Work to do:
Transcribe every entry word for word, leaving out all images.

Records for the task:

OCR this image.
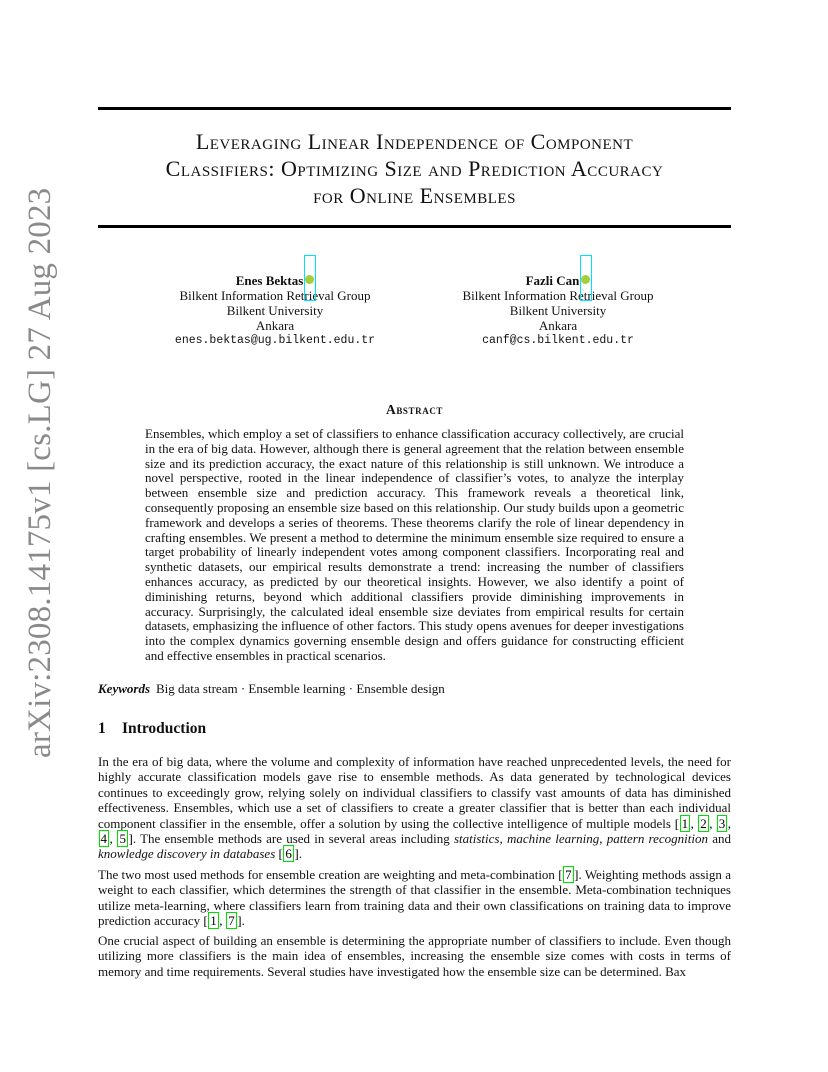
arXiv:2308.14175v1 [cs.LG] 27 Aug 2023
Leveraging Linear Independence of Component
Classifiers: Optimizing Size and Prediction Accuracy
for Online Ensembles
Enes Bektas
Bilkent Information Retrieval Group
Bilkent University
Ankara
enes.bektas@ug.bilkent.edu.tr
Fazli Can
Bilkent Information Retrieval Group
Bilkent University
Ankara
canf@cs.bilkent.edu.tr
Abstract
Ensembles, which employ a set of classifiers to enhance classification accuracy collectively, are crucial in the era of big data. However, although there is general agreement that the relation between ensemble size and its prediction accuracy, the exact nature of this relationship is still unknown. We introduce a novel perspective, rooted in the linear independence of classifier’s votes, to analyze the interplay between ensemble size and prediction accuracy. This framework reveals a theoretical link, consequently proposing an ensemble size based on this relationship. Our study builds upon a geometric framework and develops a series of theorems. These theorems clarify the role of linear dependency in crafting ensembles. We present a method to determine the minimum ensemble size required to ensure a target probability of linearly independent votes among component classifiers. Incorporating real and synthetic datasets, our empirical results demonstrate a trend: increasing the number of classifiers enhances accuracy, as predicted by our theoretical insights. However, we also identify a point of diminishing returns, beyond which additional classifiers provide diminishing improvements in accuracy. Surprisingly, the calculated ideal ensemble size deviates from empirical results for certain datasets, emphasizing the influence of other factors. This study opens avenues for deeper investigations into the complex dynamics governing ensemble design and offers guidance for constructing efficient and effective ensembles in practical scenarios.
Keywords Big data stream · Ensemble learning · Ensemble design
1 Introduction
In the era of big data, where the volume and complexity of information have reached unprecedented levels, the need for highly accurate classification models gave rise to ensemble methods. As data generated by technological devices continues to exceedingly grow, relying solely on individual classifiers to classify vast amounts of data has diminished effectiveness. Ensembles, which use a set of classifiers to create a greater classifier that is better than each individual component classifier in the ensemble, offer a solution by using the collective intelligence of multiple models [ 1 , 2 , 3 , 4 , 5 ]. The ensemble methods are used in several areas including statistics, machine learning, pattern recognition and knowledge discovery in databases [ 6 ].
The two most used methods for ensemble creation are weighting and meta-combination [ 7 ]. Weighting methods assign a weight to each classifier, which determines the strength of that classifier in the ensemble. Meta-combination techniques utilize meta-learning, where classifiers learn from training data and their own classifications on training data to improve prediction accuracy [ 1 , 7 ].
One crucial aspect of building an ensemble is determining the appropriate number of classifiers to include. Even though utilizing more classifiers is the main idea of ensembles, increasing the ensemble size comes with costs in terms of memory and time requirements. Several studies have investigated how the ensemble size can be determined. Bax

Solution to the exercise:
OCR this image.
arXiv:2308.14175v1 [cs.LG] 27 Aug 2023
Leveraging Linear Independence of Component
Classifiers: Optimizing Size and Prediction Accuracy
for Online Ensembles
Enes Bektas
Bilkent Information Retrieval Group
Bilkent University
Ankara
enes.bektas@ug.bilkent.edu.tr
Fazli Can
Bilkent Information Retrieval Group
Bilkent University
Ankara
canf@cs.bilkent.edu.tr
Abstract
Ensembles, which employ a set of classifiers to enhance classification accuracy collectively, are crucial in the era of big data. However, although there is general agreement that the relation between ensemble size and its prediction accuracy, the exact nature of this relationship is still unknown. We introduce a novel perspective, rooted in the linear independence of classifier’s votes, to analyze the interplay between ensemble size and prediction accuracy. This framework reveals a theoretical link, consequently proposing an ensemble size based on this relationship. Our study builds upon a geometric framework and develops a series of theorems. These theorems clarify the role of linear dependency in crafting ensembles. We present a method to determine the minimum ensemble size required to ensure a target probability of linearly independent votes among component classifiers. Incorporating real and synthetic datasets, our empirical results demonstrate a trend: increasing the number of classifiers enhances accuracy, as predicted by our theoretical insights. However, we also identify a point of diminishing returns, beyond which additional classifiers provide diminishing improvements in accuracy. Surprisingly, the calculated ideal ensemble size deviates from empirical results for certain datasets, emphasizing the influence of other factors. This study opens avenues for deeper investigations into the complex dynamics governing ensemble design and offers guidance for constructing efficient and effective ensembles in practical scenarios.
Keywords Big data stream · Ensemble learning · Ensemble design
1 Introduction
In the era of big data, where the volume and complexity of information have reached unprecedented levels, the need for highly accurate classification models gave rise to ensemble methods. As data generated by technological devices continues to exceedingly grow, relying solely on individual classifiers to classify vast amounts of data has diminished effectiveness. Ensembles, which use a set of classifiers to create a greater classifier that is better than each individual component classifier in the ensemble, offer a solution by using the collective intelligence of multiple models [ 1 , 2 , 3 , 4 , 5 ]. The ensemble methods are used in several areas including statistics, machine learning, pattern recognition and knowledge discovery in databases [ 6 ].
The two most used methods for ensemble creation are weighting and meta-combination [ 7 ]. Weighting methods assign a weight to each classifier, which determines the strength of that classifier in the ensemble. Meta-combination techniques utilize meta-learning, where classifiers learn from training data and their own classifications on training data to improve prediction accuracy [ 1 , 7 ].
One crucial aspect of building an ensemble is determining the appropriate number of classifiers to include. Even though utilizing more classifiers is the main idea of ensembles, increasing the ensemble size comes with costs in terms of memory and time requirements. Several studies have investigated how the ensemble size can be determined. Bax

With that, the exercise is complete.